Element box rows
• • • • •
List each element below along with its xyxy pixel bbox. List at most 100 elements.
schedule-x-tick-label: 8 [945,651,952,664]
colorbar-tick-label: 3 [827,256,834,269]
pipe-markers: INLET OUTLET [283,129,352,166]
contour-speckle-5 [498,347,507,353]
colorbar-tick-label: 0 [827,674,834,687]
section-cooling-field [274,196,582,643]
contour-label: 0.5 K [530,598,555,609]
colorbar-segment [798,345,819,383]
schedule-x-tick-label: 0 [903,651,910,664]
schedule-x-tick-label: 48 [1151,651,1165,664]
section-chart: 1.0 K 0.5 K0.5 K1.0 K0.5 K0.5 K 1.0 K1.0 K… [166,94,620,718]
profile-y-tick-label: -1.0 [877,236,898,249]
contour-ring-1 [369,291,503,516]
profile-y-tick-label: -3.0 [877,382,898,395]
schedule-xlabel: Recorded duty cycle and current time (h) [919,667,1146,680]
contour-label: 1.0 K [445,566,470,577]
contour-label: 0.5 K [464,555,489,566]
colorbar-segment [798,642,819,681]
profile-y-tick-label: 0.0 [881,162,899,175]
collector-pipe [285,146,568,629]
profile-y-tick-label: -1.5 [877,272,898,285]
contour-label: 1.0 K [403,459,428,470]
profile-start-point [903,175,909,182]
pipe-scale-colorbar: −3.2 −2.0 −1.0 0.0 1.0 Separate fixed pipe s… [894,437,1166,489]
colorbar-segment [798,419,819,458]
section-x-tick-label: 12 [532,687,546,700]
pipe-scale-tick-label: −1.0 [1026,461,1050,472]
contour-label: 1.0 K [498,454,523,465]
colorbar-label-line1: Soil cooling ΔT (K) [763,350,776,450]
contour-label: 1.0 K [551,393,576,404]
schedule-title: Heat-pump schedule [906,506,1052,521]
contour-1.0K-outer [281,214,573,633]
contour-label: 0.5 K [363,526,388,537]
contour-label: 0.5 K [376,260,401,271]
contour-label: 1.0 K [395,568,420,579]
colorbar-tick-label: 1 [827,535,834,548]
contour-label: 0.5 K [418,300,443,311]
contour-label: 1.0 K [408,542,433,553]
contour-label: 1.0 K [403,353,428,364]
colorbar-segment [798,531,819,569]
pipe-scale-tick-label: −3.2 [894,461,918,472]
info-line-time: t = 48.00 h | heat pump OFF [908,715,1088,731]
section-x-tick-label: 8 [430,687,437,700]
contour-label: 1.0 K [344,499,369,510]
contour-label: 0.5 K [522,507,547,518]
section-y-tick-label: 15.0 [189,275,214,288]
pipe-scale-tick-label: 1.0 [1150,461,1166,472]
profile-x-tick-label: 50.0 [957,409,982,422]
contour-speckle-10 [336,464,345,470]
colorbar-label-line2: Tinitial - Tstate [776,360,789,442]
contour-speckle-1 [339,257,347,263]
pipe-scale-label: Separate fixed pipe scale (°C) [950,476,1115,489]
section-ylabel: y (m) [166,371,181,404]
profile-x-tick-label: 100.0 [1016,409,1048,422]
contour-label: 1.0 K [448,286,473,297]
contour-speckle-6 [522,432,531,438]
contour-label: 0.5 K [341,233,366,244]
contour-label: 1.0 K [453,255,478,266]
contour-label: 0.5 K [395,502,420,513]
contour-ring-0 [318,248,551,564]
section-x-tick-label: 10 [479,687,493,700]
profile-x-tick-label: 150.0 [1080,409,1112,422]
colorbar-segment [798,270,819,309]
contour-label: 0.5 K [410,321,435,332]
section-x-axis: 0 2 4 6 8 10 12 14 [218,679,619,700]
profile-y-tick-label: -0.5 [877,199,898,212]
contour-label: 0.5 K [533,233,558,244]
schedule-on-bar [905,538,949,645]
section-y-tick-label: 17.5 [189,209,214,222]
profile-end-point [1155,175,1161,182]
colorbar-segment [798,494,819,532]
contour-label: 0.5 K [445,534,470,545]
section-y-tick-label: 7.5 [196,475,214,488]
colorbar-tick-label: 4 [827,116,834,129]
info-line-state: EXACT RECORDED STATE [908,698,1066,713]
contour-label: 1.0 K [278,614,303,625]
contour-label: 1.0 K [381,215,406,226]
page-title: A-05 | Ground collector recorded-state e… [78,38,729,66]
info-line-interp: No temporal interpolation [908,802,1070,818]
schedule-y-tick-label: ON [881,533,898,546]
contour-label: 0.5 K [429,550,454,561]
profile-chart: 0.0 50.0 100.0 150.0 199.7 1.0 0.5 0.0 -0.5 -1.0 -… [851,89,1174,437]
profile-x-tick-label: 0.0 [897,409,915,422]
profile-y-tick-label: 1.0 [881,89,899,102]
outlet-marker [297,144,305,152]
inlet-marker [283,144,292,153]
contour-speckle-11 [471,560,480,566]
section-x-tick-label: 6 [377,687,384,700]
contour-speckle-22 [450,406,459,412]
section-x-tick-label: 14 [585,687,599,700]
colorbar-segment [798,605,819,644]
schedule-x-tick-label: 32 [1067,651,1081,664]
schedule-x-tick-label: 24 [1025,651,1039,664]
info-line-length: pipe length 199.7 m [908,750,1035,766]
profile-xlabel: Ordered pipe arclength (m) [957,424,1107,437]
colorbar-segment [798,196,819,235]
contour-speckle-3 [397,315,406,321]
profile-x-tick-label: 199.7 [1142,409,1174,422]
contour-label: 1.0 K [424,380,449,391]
• • • • •
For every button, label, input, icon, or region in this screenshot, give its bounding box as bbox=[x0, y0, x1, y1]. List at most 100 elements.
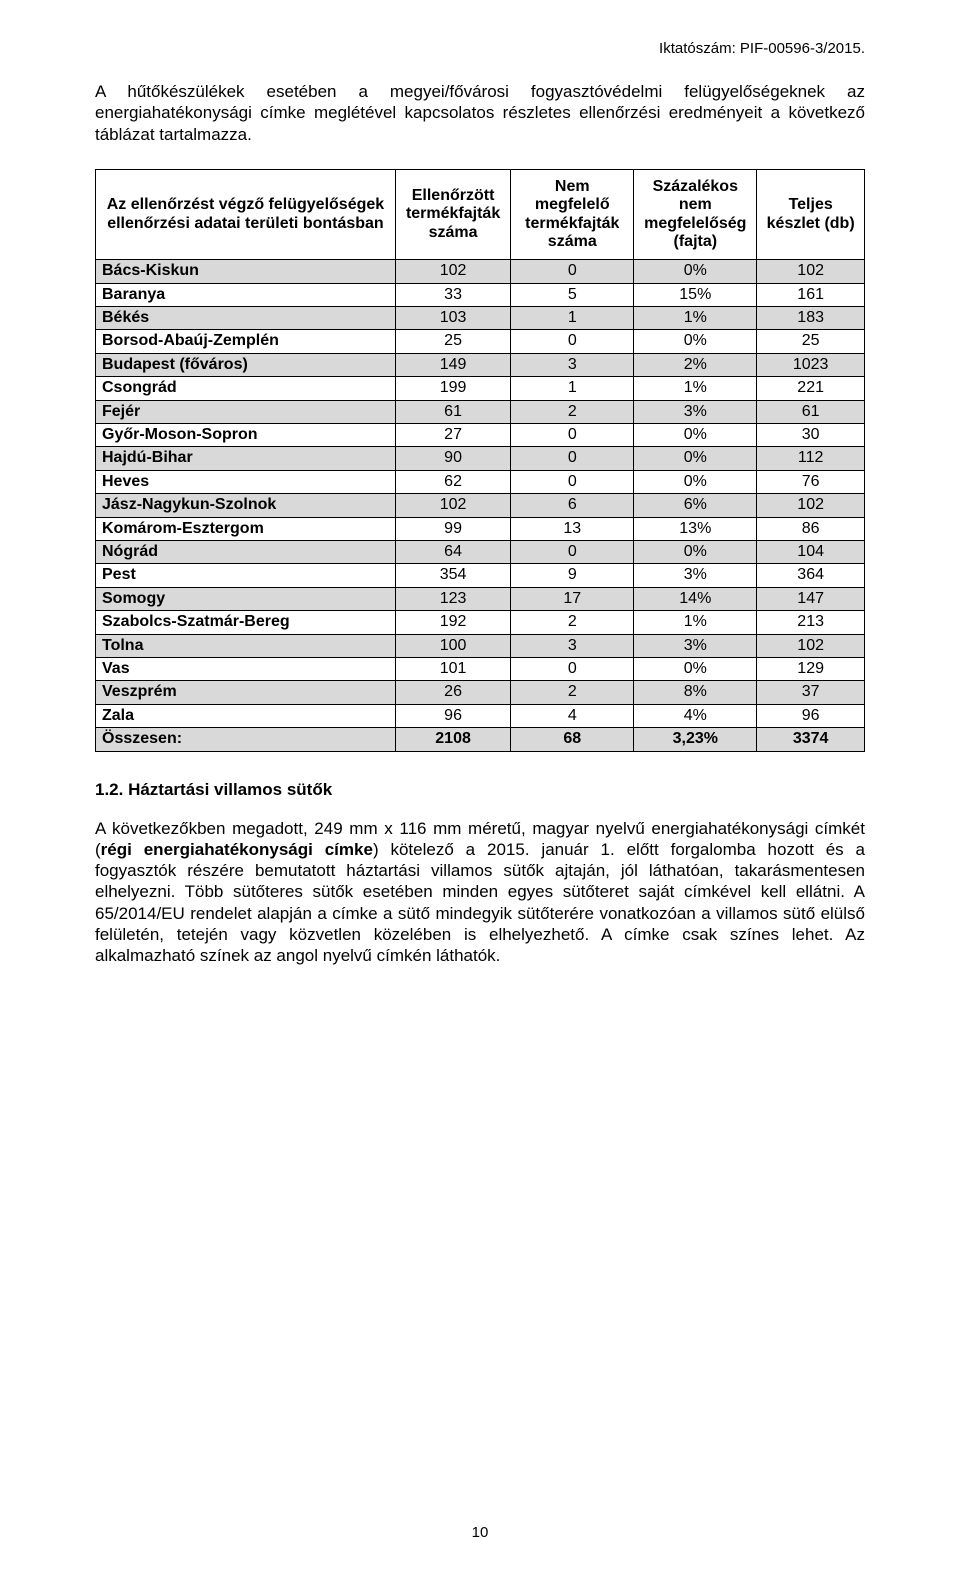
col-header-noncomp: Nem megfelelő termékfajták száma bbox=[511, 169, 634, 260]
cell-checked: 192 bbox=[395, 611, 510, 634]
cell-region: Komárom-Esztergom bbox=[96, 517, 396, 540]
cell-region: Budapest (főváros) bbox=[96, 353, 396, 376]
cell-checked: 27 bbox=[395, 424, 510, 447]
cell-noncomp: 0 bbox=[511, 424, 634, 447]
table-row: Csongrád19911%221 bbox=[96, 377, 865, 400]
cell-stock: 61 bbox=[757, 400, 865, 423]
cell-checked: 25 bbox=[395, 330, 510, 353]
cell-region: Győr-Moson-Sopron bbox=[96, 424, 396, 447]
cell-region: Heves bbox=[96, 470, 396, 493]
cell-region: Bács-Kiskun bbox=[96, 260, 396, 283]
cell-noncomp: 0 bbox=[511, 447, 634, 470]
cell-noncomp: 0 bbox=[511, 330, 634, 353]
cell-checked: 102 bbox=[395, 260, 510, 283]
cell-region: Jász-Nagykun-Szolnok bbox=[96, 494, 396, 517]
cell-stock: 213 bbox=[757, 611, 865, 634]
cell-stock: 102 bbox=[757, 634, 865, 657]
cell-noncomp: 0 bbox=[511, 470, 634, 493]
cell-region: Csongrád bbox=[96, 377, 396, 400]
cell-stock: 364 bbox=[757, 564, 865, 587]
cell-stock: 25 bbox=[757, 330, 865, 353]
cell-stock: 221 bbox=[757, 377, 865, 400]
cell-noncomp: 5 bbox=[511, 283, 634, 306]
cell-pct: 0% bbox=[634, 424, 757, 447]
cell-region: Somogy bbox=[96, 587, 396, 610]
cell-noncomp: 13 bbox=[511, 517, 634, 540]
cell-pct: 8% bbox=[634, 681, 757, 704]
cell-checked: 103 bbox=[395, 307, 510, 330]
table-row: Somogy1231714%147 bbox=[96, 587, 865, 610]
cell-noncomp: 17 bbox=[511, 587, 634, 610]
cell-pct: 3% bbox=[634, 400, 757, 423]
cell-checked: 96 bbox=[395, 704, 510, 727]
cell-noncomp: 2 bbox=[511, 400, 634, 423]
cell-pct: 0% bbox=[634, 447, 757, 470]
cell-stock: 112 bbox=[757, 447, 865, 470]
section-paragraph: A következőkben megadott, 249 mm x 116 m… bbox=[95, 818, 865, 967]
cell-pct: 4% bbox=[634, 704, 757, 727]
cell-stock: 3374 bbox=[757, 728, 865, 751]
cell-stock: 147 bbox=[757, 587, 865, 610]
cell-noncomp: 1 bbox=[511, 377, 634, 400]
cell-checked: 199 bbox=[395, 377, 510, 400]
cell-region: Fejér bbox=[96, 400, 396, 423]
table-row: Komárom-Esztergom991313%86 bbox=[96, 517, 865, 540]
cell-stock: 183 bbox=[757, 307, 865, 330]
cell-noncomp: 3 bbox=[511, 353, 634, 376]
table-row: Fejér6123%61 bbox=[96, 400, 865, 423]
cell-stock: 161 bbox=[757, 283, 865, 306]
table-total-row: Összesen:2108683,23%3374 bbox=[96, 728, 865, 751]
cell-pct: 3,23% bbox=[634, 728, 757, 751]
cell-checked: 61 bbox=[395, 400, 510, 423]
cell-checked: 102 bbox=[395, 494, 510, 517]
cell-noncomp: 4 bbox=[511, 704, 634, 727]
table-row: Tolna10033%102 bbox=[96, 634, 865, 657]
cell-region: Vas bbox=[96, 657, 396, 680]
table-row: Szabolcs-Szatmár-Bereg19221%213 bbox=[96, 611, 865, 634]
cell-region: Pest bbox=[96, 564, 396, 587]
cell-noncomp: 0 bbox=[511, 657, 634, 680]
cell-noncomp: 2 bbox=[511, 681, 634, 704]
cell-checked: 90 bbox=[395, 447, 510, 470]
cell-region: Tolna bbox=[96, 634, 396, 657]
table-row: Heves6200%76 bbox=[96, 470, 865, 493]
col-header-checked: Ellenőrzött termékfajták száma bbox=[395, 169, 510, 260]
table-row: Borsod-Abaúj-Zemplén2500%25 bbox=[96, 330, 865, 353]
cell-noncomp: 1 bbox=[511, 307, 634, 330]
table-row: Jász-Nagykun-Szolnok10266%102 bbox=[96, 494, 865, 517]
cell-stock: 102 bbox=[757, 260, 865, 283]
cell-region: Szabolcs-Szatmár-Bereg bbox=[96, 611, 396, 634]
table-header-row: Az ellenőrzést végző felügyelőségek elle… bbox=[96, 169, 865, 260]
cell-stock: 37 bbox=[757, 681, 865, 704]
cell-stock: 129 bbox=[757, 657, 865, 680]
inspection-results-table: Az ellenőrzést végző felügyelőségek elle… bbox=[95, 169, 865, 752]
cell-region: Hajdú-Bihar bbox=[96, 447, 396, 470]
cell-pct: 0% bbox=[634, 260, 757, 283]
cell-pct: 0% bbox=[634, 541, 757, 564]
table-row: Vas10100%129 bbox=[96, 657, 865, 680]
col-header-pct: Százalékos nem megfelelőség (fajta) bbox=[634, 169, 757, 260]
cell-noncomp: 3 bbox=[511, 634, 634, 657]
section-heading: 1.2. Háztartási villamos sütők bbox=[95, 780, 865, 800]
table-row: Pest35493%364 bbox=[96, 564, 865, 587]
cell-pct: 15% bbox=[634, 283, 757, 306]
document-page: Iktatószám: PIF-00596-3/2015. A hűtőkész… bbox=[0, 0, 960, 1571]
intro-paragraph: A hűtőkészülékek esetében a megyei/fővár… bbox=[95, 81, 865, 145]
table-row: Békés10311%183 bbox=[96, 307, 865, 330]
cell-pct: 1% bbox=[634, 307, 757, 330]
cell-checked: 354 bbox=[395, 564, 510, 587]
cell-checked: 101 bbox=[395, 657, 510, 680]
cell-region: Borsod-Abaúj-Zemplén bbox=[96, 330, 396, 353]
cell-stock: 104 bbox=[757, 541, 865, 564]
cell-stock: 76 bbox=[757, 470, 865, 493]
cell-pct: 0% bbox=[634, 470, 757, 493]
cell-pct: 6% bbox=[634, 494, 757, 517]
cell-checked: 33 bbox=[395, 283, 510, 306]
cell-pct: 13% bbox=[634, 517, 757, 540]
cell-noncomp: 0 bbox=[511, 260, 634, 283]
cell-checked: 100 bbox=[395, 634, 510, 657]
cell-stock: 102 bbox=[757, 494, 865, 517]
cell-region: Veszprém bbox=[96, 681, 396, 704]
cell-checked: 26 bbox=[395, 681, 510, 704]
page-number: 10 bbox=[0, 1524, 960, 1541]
• • • • •
Task statement: Lay out the rows from the one containing "col-header-noncomp: Nem megfelelő" through the one containing "cell-checked: 103 bbox=[395, 307, 510, 330]" as a Markdown table with the columns No and Entry, numbering each row and skipping any blank ones.

Correct output:
| No | Entry |
|---|---|
| 1 | col-header-noncomp: Nem megfelelő termékfajták száma bbox=[511, 169, 634, 260] |
| 2 | cell-checked: 192 bbox=[395, 611, 510, 634] |
| 3 | cell-region: Komárom-Esztergom bbox=[96, 517, 396, 540] |
| 4 | cell-region: Budapest (főváros) bbox=[96, 353, 396, 376] |
| 5 | cell-checked: 27 bbox=[395, 424, 510, 447] |
| 6 | cell-noncomp: 0 bbox=[511, 424, 634, 447] |
| 7 | table-row: Csongrád19911%221 bbox=[96, 377, 865, 400] |
| 8 | cell-stock: 61 bbox=[757, 400, 865, 423] |
| 9 | cell-checked: 25 bbox=[395, 330, 510, 353] |
| 10 | cell-region: Győr-Moson-Sopron bbox=[96, 424, 396, 447] |
| 11 | cell-region: Heves bbox=[96, 470, 396, 493] |
| 12 | cell-region: Bács-Kiskun bbox=[96, 260, 396, 283] |
| 13 | cell-noncomp: 0 bbox=[511, 447, 634, 470] |
| 14 | cell-noncomp: 0 bbox=[511, 330, 634, 353] |
| 15 | cell-checked: 102 bbox=[395, 260, 510, 283] |
| 16 | cell-region: Jász-Nagykun-Szolnok bbox=[96, 494, 396, 517] |
| 17 | cell-stock: 213 bbox=[757, 611, 865, 634] |
| 18 | cell-stock: 102 bbox=[757, 634, 865, 657] |
| 19 | cell-noncomp: 0 bbox=[511, 470, 634, 493] |
| 20 | cell-region: Csongrád bbox=[96, 377, 396, 400] |
| 21 | cell-stock: 364 bbox=[757, 564, 865, 587] |
| 22 | cell-stock: 25 bbox=[757, 330, 865, 353] |
| 23 | cell-stock: 221 bbox=[757, 377, 865, 400] |
| 24 | cell-noncomp: 5 bbox=[511, 283, 634, 306] |
| 25 | cell-pct: 0% bbox=[634, 424, 757, 447] |
| 26 | cell-region: Somogy bbox=[96, 587, 396, 610] |
| 27 | cell-noncomp: 13 bbox=[511, 517, 634, 540] |
| 28 | cell-pct: 8% bbox=[634, 681, 757, 704] |
| 29 | cell-checked: 103 bbox=[395, 307, 510, 330] |